• **Listed records**:
((

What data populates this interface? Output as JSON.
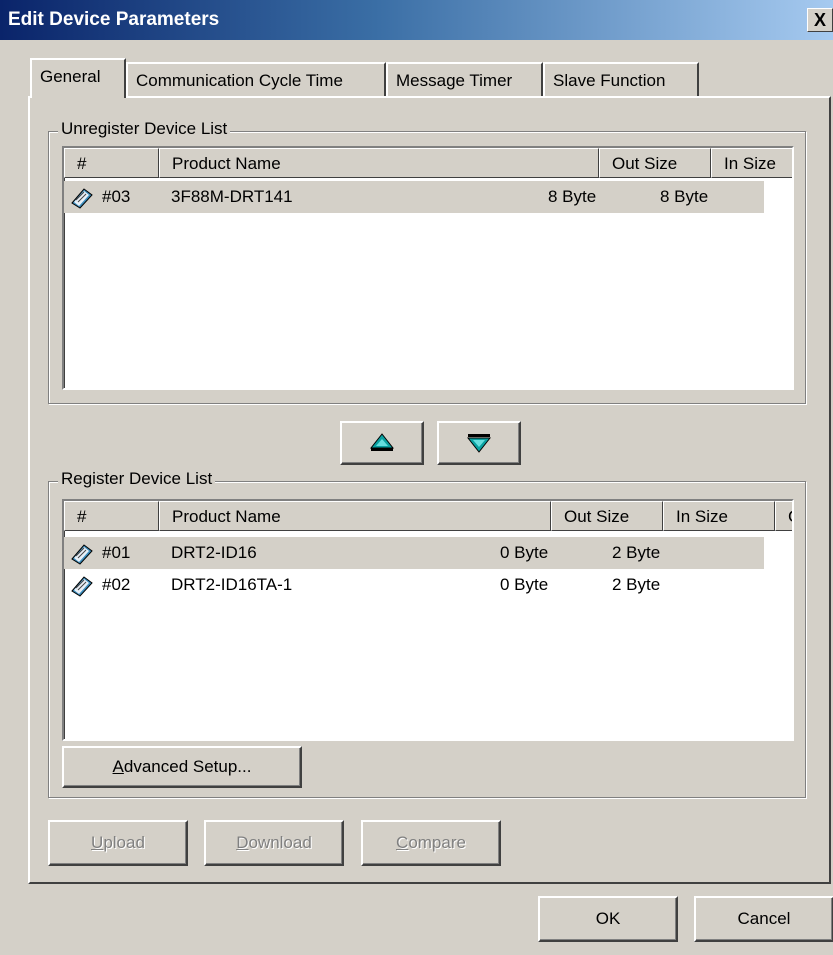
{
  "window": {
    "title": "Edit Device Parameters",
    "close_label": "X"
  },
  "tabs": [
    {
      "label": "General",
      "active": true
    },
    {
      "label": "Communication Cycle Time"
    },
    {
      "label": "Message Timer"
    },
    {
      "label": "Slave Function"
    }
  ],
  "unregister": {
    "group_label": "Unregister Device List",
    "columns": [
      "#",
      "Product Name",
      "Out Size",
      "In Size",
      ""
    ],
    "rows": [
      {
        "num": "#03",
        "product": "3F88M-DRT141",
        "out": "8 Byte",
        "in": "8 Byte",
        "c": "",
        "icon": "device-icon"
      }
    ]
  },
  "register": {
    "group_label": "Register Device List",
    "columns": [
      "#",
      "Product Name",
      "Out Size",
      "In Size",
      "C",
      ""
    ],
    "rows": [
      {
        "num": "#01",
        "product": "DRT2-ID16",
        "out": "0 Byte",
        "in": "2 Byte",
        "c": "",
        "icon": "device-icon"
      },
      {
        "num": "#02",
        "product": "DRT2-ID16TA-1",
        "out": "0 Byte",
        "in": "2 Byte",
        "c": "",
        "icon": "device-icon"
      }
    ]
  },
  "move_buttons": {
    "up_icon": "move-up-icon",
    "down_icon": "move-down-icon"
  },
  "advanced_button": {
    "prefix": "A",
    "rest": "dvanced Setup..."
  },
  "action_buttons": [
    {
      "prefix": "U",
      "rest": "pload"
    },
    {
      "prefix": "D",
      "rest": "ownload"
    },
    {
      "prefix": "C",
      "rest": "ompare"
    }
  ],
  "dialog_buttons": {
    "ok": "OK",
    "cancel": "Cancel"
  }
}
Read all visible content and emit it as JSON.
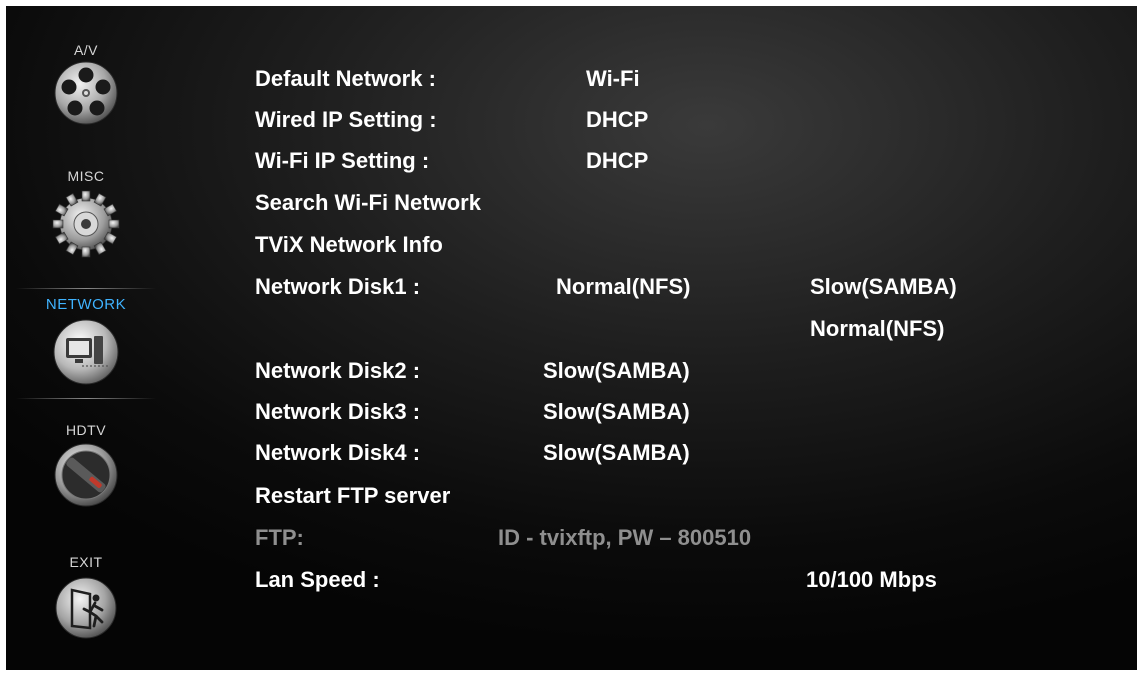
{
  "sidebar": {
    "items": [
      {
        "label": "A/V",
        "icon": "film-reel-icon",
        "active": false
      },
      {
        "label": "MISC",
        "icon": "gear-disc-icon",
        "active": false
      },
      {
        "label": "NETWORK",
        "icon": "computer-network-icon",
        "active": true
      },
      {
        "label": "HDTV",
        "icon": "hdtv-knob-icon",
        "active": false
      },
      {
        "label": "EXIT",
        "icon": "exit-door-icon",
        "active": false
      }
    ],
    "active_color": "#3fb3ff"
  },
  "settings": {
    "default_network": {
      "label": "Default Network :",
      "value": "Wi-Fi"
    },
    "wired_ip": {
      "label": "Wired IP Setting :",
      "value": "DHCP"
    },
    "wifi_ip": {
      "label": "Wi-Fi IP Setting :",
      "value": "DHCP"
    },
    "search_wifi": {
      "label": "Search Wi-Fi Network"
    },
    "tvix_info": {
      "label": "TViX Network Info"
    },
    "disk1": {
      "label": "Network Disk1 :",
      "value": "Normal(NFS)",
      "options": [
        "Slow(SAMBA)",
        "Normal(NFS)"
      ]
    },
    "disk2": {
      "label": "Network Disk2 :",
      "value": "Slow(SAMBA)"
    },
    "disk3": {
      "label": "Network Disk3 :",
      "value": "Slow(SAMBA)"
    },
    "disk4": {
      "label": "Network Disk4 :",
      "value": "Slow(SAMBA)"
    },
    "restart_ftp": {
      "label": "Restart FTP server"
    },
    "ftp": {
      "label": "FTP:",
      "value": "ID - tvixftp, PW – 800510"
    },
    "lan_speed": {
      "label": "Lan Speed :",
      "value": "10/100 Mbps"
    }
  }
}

))

• **What is expected**: The material above holds pictures; copy everything else in it exactly.

• **Completed task**:
What data populates this interface? Output as JSON.
{
  "window": {
    "title": "Edit Device Parameters",
    "close_label": "X"
  },
  "tabs": [
    {
      "label": "General",
      "active": true
    },
    {
      "label": "Communication Cycle Time"
    },
    {
      "label": "Message Timer"
    },
    {
      "label": "Slave Function"
    }
  ],
  "unregister": {
    "group_label": "Unregister Device List",
    "columns": [
      "#",
      "Product Name",
      "Out Size",
      "In Size",
      ""
    ],
    "rows": [
      {
        "num": "#03",
        "product": "3F88M-DRT141",
        "out": "8 Byte",
        "in": "8 Byte",
        "c": "",
        "icon": "device-icon"
      }
    ]
  },
  "register": {
    "group_label": "Register Device List",
    "columns": [
      "#",
      "Product Name",
      "Out Size",
      "In Size",
      "C",
      ""
    ],
    "rows": [
      {
        "num": "#01",
        "product": "DRT2-ID16",
        "out": "0 Byte",
        "in": "2 Byte",
        "c": "",
        "icon": "device-icon"
      },
      {
        "num": "#02",
        "product": "DRT2-ID16TA-1",
        "out": "0 Byte",
        "in": "2 Byte",
        "c": "",
        "icon": "device-icon"
      }
    ]
  },
  "move_buttons": {
    "up_icon": "move-up-icon",
    "down_icon": "move-down-icon"
  },
  "advanced_button": {
    "prefix": "A",
    "rest": "dvanced Setup..."
  },
  "action_buttons": [
    {
      "prefix": "U",
      "rest": "pload"
    },
    {
      "prefix": "D",
      "rest": "ownload"
    },
    {
      "prefix": "C",
      "rest": "ompare"
    }
  ],
  "dialog_buttons": {
    "ok": "OK",
    "cancel": "Cancel"
  }
}
Read all visible content and emit it as JSON.
{
  "sidebar": {
    "items": [
      {
        "label": "A/V",
        "icon": "film-reel-icon",
        "active": false
      },
      {
        "label": "MISC",
        "icon": "gear-disc-icon",
        "active": false
      },
      {
        "label": "NETWORK",
        "icon": "computer-network-icon",
        "active": true
      },
      {
        "label": "HDTV",
        "icon": "hdtv-knob-icon",
        "active": false
      },
      {
        "label": "EXIT",
        "icon": "exit-door-icon",
        "active": false
      }
    ],
    "active_color": "#3fb3ff"
  },
  "settings": {
    "default_network": {
      "label": "Default Network :",
      "value": "Wi-Fi"
    },
    "wired_ip": {
      "label": "Wired IP Setting :",
      "value": "DHCP"
    },
    "wifi_ip": {
      "label": "Wi-Fi IP Setting :",
      "value": "DHCP"
    },
    "search_wifi": {
      "label": "Search Wi-Fi Network"
    },
    "tvix_info": {
      "label": "TViX Network Info"
    },
    "disk1": {
      "label": "Network Disk1 :",
      "value": "Normal(NFS)",
      "options": [
        "Slow(SAMBA)",
        "Normal(NFS)"
      ]
    },
    "disk2": {
      "label": "Network Disk2 :",
      "value": "Slow(SAMBA)"
    },
    "disk3": {
      "label": "Network Disk3 :",
      "value": "Slow(SAMBA)"
    },
    "disk4": {
      "label": "Network Disk4 :",
      "value": "Slow(SAMBA)"
    },
    "restart_ftp": {
      "label": "Restart FTP server"
    },
    "ftp": {
      "label": "FTP:",
      "value": "ID - tvixftp, PW – 800510"
    },
    "lan_speed": {
      "label": "Lan Speed :",
      "value": "10/100 Mbps"
    }
  }
}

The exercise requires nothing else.